▸ Dataset entries
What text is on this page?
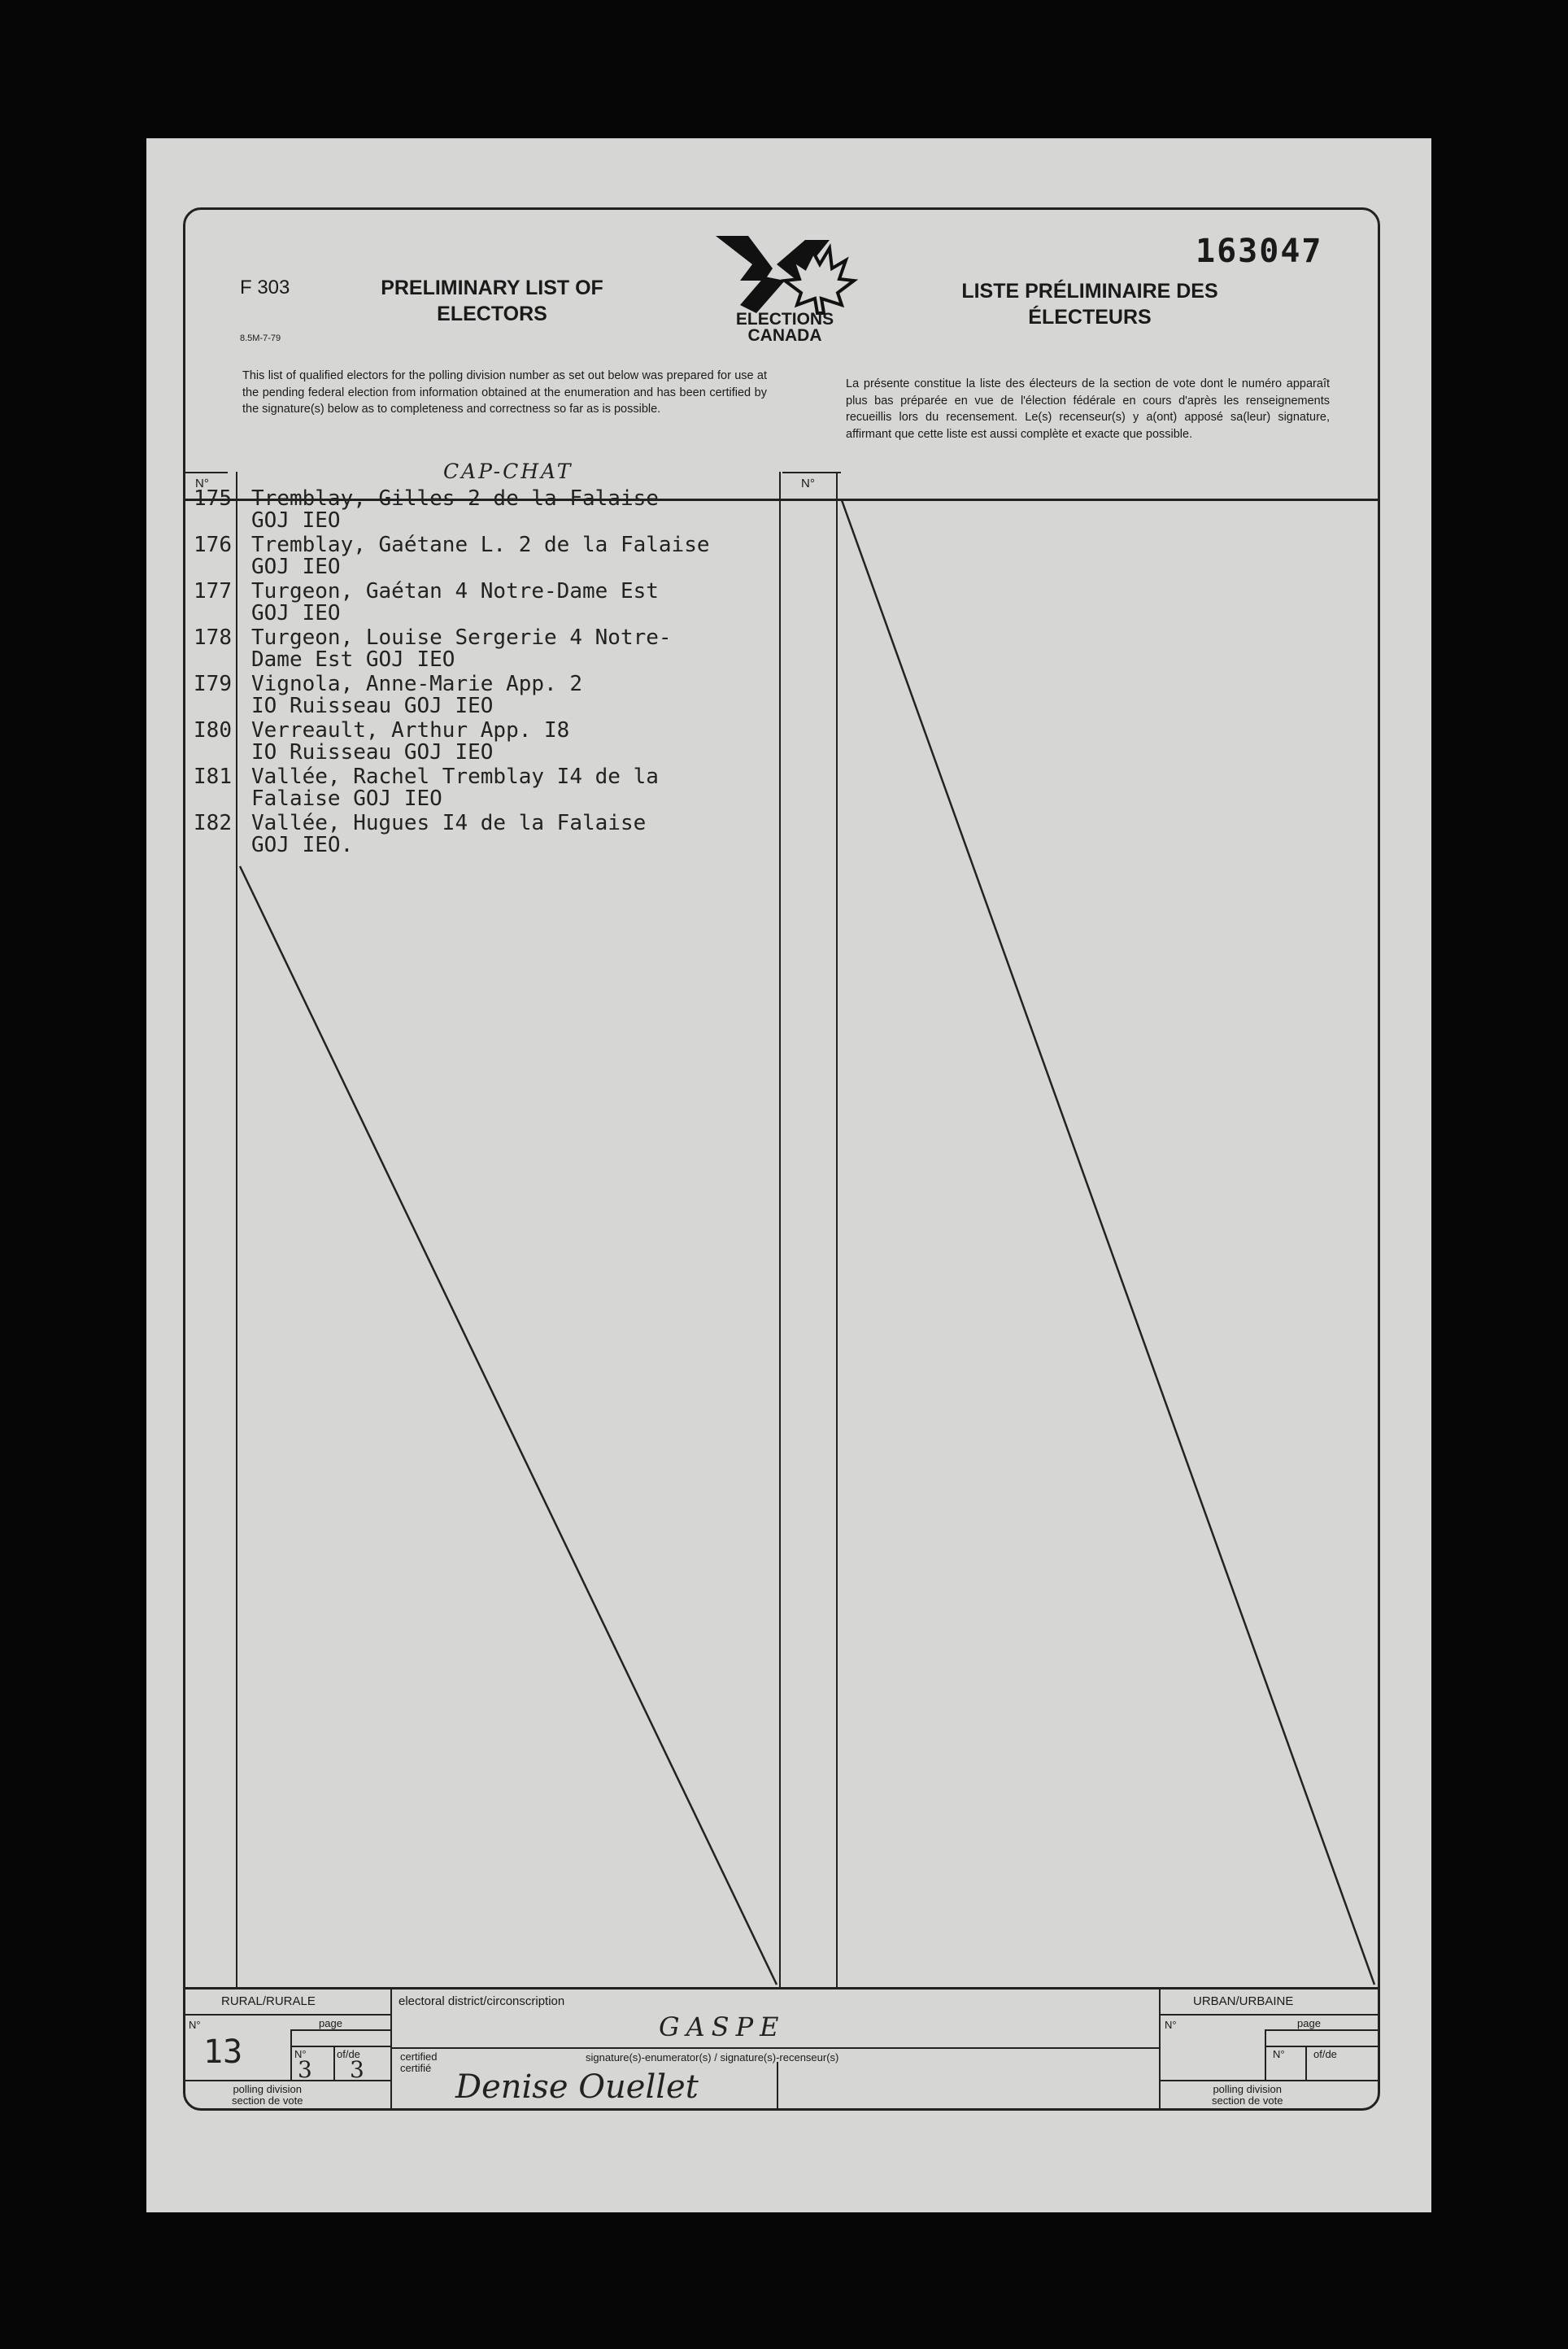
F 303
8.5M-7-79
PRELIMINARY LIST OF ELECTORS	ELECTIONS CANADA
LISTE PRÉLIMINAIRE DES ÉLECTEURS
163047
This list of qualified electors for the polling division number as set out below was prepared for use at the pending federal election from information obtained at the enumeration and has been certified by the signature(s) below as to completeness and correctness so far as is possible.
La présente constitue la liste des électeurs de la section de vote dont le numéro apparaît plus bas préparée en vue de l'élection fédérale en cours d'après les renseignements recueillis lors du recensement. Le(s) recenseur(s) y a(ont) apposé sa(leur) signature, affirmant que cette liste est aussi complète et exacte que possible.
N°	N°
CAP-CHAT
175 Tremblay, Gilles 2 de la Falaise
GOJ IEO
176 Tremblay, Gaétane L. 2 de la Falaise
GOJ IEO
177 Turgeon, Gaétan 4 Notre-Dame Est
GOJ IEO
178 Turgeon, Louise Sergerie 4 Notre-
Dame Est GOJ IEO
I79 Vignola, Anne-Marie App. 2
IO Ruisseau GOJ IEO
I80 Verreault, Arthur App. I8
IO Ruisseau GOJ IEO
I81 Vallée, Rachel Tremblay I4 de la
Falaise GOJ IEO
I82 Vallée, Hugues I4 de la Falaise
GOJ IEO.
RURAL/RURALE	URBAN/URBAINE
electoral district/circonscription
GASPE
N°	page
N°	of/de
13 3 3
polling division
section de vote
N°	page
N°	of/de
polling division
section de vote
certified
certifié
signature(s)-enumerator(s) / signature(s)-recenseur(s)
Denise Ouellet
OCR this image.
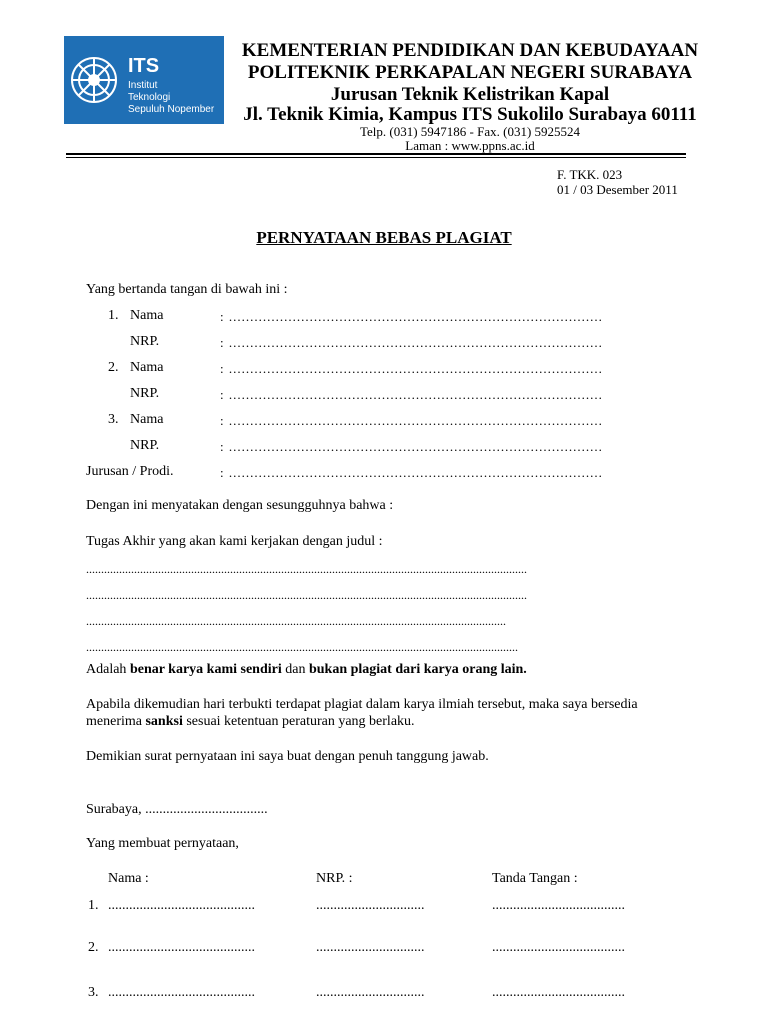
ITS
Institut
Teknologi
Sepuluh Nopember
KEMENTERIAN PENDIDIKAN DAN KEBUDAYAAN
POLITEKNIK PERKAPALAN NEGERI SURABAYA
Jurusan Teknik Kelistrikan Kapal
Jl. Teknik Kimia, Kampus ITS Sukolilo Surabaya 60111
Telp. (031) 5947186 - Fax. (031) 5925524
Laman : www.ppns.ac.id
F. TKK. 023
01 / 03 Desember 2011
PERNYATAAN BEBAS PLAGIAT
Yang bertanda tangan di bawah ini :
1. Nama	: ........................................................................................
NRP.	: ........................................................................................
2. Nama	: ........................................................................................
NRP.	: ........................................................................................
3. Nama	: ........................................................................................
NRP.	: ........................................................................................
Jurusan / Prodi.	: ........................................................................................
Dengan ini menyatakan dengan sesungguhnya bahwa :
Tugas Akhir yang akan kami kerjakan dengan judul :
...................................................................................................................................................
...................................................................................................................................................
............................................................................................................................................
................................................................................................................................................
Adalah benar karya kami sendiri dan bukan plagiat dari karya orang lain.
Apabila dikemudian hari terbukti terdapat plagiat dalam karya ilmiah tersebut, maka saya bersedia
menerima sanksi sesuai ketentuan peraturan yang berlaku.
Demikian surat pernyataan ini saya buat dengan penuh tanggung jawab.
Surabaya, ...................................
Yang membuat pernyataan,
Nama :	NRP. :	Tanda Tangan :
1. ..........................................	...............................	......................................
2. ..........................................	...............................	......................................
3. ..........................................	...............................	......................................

▸ Request
Count every line in the preceding entries where the string "Notre" appears, then state only the total.

▸ Written reply
2